— start RECORDS FOR THIS EXERCISE —

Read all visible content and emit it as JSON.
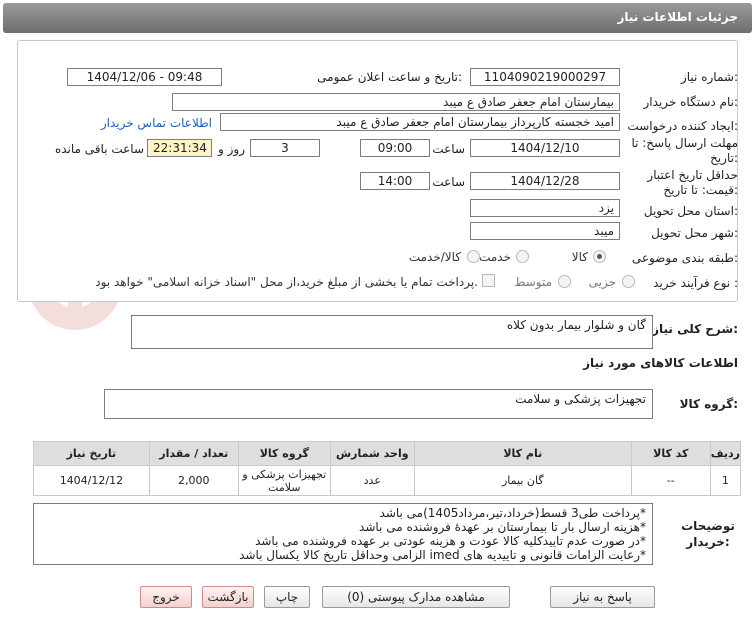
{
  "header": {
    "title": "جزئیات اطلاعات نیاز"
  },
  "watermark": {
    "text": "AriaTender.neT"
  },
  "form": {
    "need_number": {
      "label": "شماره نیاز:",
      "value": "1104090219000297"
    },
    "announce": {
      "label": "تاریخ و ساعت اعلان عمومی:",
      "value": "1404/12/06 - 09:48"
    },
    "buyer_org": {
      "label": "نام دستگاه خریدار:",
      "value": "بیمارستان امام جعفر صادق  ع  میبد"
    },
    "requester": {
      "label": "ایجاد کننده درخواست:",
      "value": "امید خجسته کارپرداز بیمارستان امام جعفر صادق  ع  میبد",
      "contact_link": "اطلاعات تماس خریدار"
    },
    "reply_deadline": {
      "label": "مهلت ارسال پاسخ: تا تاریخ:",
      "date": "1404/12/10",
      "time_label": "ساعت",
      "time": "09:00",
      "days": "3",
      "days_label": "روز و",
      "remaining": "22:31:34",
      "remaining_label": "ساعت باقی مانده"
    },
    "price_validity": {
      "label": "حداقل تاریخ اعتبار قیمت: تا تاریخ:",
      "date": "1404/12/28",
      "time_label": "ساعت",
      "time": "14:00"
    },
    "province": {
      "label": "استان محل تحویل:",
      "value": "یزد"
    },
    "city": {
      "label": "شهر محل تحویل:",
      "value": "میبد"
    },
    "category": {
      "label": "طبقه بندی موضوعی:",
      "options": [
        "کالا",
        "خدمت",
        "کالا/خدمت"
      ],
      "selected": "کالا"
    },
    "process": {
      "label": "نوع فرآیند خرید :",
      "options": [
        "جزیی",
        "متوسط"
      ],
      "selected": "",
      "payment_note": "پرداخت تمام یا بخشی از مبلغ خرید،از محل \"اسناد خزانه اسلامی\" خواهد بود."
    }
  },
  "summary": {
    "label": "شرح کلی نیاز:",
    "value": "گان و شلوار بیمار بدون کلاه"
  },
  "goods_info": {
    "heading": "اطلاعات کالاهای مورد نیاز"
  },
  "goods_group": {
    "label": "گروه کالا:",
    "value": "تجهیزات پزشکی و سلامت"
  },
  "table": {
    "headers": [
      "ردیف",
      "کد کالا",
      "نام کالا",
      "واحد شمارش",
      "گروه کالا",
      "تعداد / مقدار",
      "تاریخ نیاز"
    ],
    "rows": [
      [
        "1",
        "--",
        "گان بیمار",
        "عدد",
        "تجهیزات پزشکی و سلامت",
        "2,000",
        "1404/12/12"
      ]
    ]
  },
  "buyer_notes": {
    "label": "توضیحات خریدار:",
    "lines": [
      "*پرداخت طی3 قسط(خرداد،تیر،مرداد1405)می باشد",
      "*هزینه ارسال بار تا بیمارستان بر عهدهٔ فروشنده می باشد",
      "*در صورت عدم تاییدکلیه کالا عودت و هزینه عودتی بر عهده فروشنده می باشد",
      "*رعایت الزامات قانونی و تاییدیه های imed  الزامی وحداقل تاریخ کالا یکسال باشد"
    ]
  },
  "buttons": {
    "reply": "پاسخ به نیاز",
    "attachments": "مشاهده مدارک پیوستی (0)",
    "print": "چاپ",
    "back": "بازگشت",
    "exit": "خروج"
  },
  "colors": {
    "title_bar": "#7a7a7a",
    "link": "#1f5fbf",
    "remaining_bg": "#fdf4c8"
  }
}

— end RECORDS FOR THIS EXERCISE —

WORK REQUIRED:
Write out every line of the data that holds the word "تحویل".

RESPONSE:
      "label": "استان محل تحویل:",
      "label": "شهر محل تحویل:",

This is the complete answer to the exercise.